Task to carry out: Keep every line where the word "child" appears; drop the rest.

Records that describe figures:
......

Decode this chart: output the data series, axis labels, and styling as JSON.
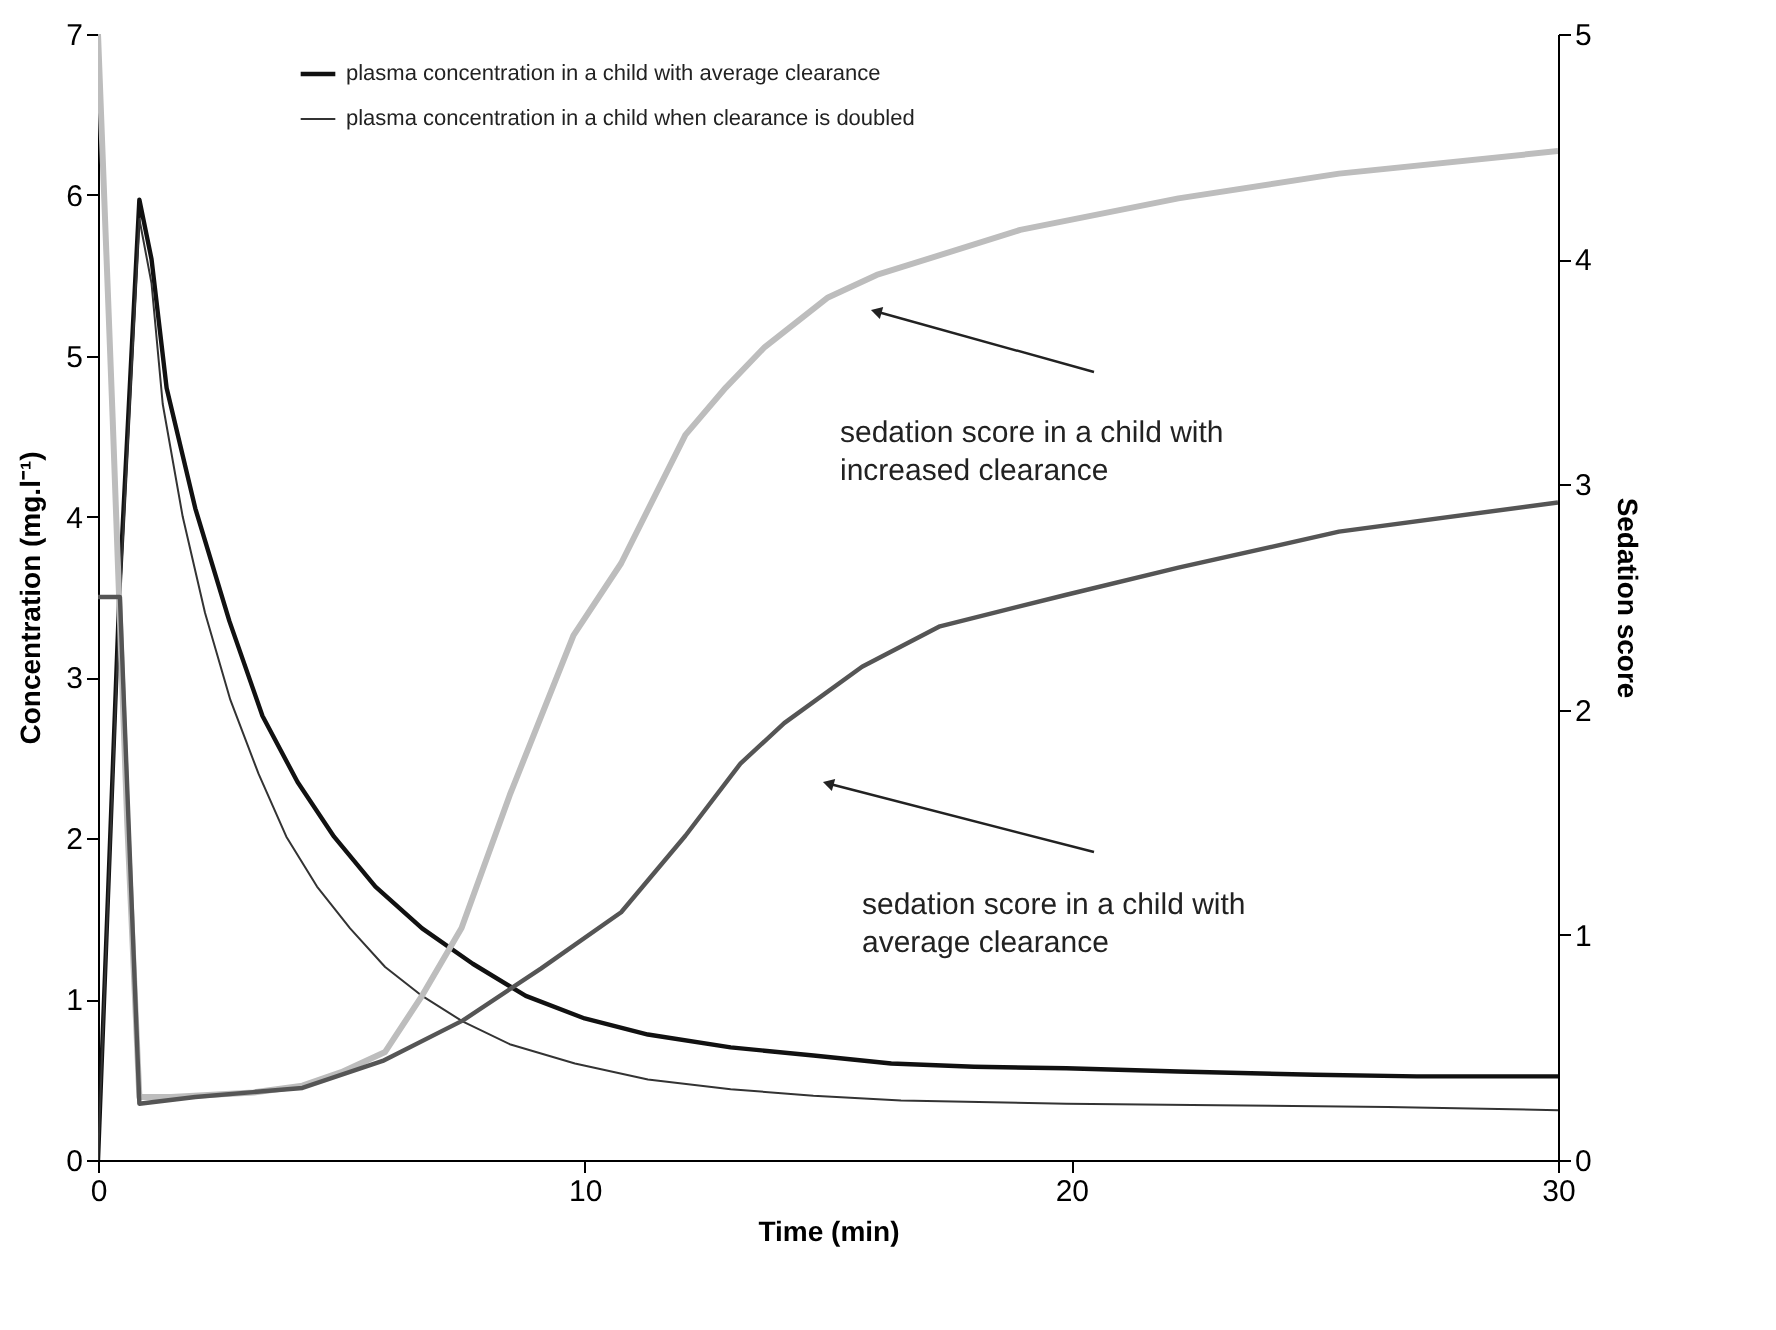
{
  "chart_data": {
    "type": "line",
    "xlabel": "Time (min)",
    "ylabel": "Concentration (mg.l⁻¹)",
    "y2label": "Sedation score",
    "xlim": [
      0,
      30
    ],
    "xticks": [
      0,
      10,
      20,
      30
    ],
    "ylim": [
      0,
      7
    ],
    "yticks": [
      0,
      1,
      2,
      3,
      4,
      5,
      6,
      7
    ],
    "y2lim": [
      0,
      5
    ],
    "y2ticks": [
      0,
      1,
      2,
      3,
      4,
      5
    ],
    "legend": "top left",
    "grid": false,
    "marker": "none",
    "line_style": "solid",
    "series": [
      {
        "name": "plasma concentration in a child with average clearance",
        "color": "#111111",
        "x": [
          0,
          0.45,
          0.85,
          1.1,
          1.41,
          2.0,
          2.7,
          3.38,
          4.1,
          4.85,
          5.7,
          6.66,
          7.7,
          8.79,
          10.0,
          11.3,
          13.0,
          14.7,
          16.3,
          18.0,
          19.9,
          22.2,
          25.0,
          27.1,
          30
        ],
        "values": [
          0,
          3.6,
          5.97,
          5.6,
          4.8,
          4.05,
          3.35,
          2.76,
          2.35,
          2.01,
          1.7,
          1.44,
          1.22,
          1.02,
          0.88,
          0.78,
          0.7,
          0.65,
          0.6,
          0.58,
          0.57,
          0.55,
          0.53,
          0.52,
          0.52
        ]
      },
      {
        "name": "plasma concentration in a child when clearance is doubled",
        "color": "#333333",
        "x": [
          0,
          0.45,
          0.85,
          1.1,
          1.33,
          1.74,
          2.2,
          2.72,
          3.3,
          3.87,
          4.5,
          5.18,
          5.9,
          6.66,
          7.5,
          8.46,
          9.8,
          11.3,
          13.0,
          14.7,
          16.5,
          19.9,
          23.0,
          26.5,
          30
        ],
        "values": [
          0,
          3.5,
          5.85,
          5.45,
          4.7,
          4.0,
          3.4,
          2.86,
          2.4,
          2.01,
          1.7,
          1.44,
          1.2,
          1.02,
          0.86,
          0.72,
          0.6,
          0.5,
          0.44,
          0.4,
          0.37,
          0.35,
          0.34,
          0.33,
          0.31
        ]
      },
      {
        "axis": "y2",
        "color": "#bdbdbd",
        "x": [
          0,
          0.3,
          0.6,
          0.85,
          1.5,
          3.2,
          4.2,
          5.0,
          5.9,
          6.66,
          7.47,
          8.46,
          9.77,
          10.75,
          12.07,
          12.9,
          13.7,
          15.0,
          16.0,
          18.95,
          22.2,
          25.5,
          30
        ],
        "values": [
          5.0,
          3.3,
          1.5,
          0.28,
          0.28,
          0.3,
          0.33,
          0.39,
          0.48,
          0.73,
          1.03,
          1.62,
          2.33,
          2.65,
          3.22,
          3.43,
          3.61,
          3.83,
          3.93,
          4.13,
          4.27,
          4.38,
          4.48
        ]
      },
      {
        "axis": "y2",
        "color": "#555555",
        "x": [
          0,
          0.45,
          0.85,
          2.0,
          4.2,
          5.85,
          7.5,
          9.1,
          10.75,
          12.07,
          13.2,
          14.1,
          15.7,
          17.3,
          19.9,
          22.2,
          25.5,
          30
        ],
        "values": [
          2.5,
          2.5,
          0.25,
          0.28,
          0.32,
          0.44,
          0.62,
          0.85,
          1.1,
          1.44,
          1.76,
          1.94,
          2.19,
          2.37,
          2.51,
          2.63,
          2.79,
          2.92
        ]
      }
    ],
    "annotations": [
      "sedation score in a child with\nincreased clearance",
      "sedation score in a child with\n average clearance"
    ]
  }
}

......

Answer to the exercise:
        "name": "plasma concentration in a child with average clearance",
        "name": "plasma concentration in a child when clearance is doubled",
      "sedation score in a child with\nincreased clearance",
      "sedation score in a child with\n average clearance"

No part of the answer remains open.